# The task:
Collect all lines from the listing that include the string "color".
◇ ◇ ◇ ◇ ◇ ◇ ◇
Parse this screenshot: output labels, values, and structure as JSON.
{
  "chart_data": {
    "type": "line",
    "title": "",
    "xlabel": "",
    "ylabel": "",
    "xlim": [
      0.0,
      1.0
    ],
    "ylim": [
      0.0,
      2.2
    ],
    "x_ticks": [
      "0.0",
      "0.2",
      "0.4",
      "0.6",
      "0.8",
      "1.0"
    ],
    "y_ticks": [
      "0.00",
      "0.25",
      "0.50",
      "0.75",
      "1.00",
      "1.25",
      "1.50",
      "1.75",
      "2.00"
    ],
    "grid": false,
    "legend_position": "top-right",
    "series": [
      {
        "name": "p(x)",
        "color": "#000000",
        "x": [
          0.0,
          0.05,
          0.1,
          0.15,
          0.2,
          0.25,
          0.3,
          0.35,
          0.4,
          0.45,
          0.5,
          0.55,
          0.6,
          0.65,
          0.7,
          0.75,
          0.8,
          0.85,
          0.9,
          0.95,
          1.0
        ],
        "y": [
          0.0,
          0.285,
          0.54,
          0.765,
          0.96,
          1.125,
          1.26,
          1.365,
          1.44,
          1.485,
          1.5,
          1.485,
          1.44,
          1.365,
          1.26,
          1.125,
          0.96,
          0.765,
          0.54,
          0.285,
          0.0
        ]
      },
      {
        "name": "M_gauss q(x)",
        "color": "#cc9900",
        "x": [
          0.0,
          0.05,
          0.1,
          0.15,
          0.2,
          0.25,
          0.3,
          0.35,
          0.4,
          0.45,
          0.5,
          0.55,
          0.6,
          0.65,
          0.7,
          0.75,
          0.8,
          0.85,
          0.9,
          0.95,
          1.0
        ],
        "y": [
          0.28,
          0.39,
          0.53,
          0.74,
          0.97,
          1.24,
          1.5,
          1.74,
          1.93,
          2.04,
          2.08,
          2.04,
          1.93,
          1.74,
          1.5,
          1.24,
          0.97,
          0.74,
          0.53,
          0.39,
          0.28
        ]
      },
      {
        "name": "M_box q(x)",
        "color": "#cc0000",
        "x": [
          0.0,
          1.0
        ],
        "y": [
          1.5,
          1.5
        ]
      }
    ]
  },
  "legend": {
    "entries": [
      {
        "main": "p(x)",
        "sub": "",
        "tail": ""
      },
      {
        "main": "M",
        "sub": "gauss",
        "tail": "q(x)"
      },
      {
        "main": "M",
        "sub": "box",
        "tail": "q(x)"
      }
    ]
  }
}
◇ ◇ ◇ ◇ ◇ ◇ ◇
# Exercise output:
        "color": "#000000",
        "color": "#cc9900",
        "color": "#cc0000",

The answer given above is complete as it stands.